#### [Given exercise]
Write out all lines holding the word "Mean".
-- Recorded data start --
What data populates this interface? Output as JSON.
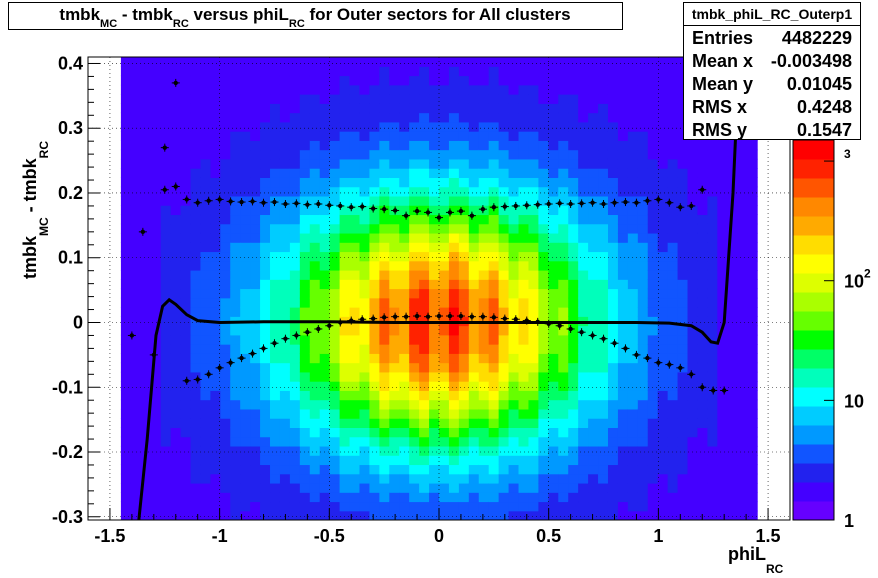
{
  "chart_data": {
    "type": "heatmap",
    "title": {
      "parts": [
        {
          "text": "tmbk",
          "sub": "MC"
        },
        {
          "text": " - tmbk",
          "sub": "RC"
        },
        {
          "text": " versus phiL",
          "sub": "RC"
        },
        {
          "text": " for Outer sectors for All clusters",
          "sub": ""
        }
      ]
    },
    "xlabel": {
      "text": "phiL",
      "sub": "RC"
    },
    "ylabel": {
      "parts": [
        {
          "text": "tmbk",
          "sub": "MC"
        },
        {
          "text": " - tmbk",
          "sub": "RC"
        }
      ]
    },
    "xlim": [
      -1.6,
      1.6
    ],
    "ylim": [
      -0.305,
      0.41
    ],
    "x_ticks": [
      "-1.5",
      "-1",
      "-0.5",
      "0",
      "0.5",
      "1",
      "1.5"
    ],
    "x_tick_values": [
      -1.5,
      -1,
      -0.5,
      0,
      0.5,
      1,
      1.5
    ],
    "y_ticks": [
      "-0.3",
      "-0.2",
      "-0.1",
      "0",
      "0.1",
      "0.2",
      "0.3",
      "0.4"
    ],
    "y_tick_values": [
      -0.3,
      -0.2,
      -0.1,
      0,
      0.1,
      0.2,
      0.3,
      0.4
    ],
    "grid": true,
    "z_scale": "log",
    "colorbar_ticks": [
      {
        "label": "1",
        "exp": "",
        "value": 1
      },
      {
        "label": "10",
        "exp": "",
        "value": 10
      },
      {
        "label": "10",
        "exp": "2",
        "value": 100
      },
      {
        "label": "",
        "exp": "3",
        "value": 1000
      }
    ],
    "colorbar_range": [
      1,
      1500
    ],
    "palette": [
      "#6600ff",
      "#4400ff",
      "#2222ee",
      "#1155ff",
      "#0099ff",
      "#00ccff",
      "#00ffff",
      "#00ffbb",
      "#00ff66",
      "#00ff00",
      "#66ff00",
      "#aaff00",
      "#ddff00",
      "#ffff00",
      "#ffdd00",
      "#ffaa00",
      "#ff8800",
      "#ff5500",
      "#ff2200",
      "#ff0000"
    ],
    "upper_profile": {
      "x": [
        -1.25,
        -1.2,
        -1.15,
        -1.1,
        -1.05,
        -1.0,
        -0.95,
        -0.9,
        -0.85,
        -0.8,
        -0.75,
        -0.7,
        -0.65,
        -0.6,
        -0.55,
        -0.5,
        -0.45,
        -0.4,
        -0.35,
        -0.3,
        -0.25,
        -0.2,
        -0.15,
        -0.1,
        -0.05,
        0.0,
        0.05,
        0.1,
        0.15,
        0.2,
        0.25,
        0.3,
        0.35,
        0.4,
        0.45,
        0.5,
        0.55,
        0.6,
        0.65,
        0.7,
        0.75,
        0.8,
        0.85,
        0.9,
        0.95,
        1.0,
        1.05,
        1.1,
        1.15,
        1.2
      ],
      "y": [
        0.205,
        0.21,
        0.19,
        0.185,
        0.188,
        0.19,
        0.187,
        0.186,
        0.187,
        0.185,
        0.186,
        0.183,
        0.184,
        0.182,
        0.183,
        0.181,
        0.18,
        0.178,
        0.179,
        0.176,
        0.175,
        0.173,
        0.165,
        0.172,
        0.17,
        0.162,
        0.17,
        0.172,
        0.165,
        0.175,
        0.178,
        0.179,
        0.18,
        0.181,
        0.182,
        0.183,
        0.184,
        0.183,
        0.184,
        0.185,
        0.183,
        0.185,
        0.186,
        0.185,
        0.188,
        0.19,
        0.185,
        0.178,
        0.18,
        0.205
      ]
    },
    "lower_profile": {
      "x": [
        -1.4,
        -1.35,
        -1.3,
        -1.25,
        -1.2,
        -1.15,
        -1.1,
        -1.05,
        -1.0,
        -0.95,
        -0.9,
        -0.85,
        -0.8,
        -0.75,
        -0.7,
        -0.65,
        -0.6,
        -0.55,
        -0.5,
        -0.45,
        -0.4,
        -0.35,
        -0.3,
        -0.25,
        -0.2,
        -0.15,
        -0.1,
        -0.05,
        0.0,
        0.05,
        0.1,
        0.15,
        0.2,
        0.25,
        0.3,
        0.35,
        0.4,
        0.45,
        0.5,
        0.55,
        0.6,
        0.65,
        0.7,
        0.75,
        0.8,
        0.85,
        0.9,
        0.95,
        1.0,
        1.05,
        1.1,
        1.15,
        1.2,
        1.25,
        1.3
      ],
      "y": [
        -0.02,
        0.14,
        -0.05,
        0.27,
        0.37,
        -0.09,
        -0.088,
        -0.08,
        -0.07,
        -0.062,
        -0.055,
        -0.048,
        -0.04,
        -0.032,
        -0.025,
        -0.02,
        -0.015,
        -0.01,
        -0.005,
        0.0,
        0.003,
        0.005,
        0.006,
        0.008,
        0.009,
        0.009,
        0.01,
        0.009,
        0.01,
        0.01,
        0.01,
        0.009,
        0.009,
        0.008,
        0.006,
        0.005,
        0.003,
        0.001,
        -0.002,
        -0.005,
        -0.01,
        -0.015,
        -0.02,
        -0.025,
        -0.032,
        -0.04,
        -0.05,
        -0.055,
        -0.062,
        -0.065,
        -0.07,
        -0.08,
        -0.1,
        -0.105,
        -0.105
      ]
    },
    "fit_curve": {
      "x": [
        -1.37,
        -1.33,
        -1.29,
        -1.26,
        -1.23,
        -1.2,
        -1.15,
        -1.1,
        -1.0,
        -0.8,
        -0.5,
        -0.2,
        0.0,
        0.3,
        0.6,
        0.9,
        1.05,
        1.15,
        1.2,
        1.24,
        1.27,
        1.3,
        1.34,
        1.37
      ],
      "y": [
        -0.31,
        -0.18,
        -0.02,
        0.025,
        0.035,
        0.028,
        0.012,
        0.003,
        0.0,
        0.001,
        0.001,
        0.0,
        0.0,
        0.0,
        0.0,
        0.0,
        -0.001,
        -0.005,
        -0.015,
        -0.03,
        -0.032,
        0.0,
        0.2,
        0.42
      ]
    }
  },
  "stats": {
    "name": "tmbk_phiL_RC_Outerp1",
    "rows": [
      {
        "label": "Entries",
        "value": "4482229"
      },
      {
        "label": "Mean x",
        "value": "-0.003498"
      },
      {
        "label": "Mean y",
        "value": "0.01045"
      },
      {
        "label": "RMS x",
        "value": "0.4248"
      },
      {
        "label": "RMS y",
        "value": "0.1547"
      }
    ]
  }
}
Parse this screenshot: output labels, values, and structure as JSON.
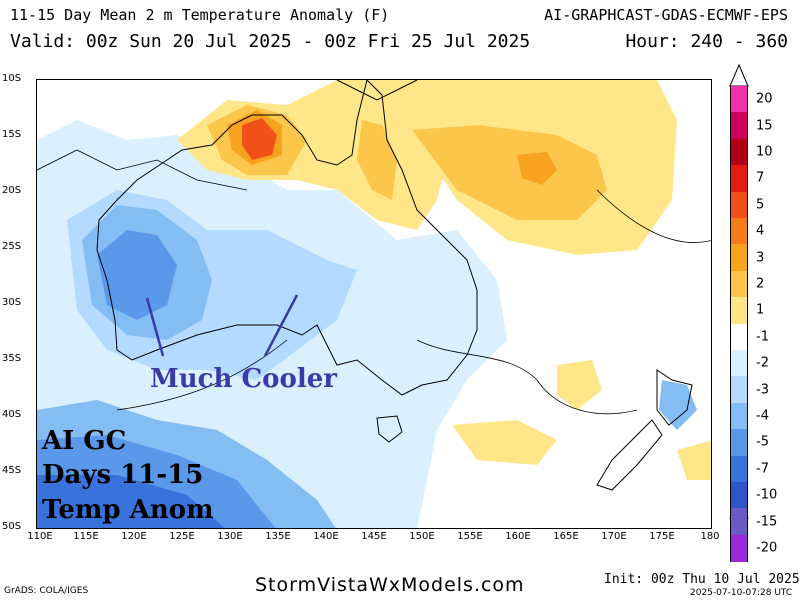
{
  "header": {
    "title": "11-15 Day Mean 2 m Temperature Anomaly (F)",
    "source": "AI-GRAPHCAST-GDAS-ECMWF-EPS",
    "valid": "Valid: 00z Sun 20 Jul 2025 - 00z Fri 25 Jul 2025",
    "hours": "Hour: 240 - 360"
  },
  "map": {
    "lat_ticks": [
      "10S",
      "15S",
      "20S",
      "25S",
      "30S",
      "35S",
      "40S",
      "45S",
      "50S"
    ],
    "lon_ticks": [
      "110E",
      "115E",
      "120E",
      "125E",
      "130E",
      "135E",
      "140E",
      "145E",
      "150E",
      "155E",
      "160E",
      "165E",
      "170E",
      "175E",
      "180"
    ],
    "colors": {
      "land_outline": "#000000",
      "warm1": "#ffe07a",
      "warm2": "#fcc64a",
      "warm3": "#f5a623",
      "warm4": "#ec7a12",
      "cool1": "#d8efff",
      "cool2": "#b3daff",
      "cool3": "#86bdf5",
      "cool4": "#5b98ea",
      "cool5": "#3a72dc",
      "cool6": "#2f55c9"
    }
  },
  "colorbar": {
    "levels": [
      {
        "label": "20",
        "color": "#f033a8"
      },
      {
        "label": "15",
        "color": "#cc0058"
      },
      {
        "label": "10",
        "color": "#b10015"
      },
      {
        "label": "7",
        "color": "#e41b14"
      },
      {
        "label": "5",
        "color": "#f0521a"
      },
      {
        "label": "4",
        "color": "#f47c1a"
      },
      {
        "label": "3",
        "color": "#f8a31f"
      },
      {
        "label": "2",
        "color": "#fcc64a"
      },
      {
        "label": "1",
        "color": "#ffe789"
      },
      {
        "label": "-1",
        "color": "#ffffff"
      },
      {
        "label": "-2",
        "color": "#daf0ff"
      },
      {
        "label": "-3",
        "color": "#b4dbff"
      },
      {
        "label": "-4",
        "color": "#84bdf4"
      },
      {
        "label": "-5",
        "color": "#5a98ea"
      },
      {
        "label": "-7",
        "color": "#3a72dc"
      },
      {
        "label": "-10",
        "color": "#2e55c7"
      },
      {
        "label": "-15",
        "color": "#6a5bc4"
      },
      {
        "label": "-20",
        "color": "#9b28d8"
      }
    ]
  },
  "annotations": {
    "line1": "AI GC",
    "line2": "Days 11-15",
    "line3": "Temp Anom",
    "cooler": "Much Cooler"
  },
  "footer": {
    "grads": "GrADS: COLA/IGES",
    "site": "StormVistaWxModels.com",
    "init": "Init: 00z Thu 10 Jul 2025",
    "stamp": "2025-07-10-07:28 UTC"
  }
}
-- Recorded data end --
#### [Exercise response]
        "label": "Mean x",
        "label": "Mean y",
    "title": "11-15 Day Mean 2 m Temperature Anomaly (F)",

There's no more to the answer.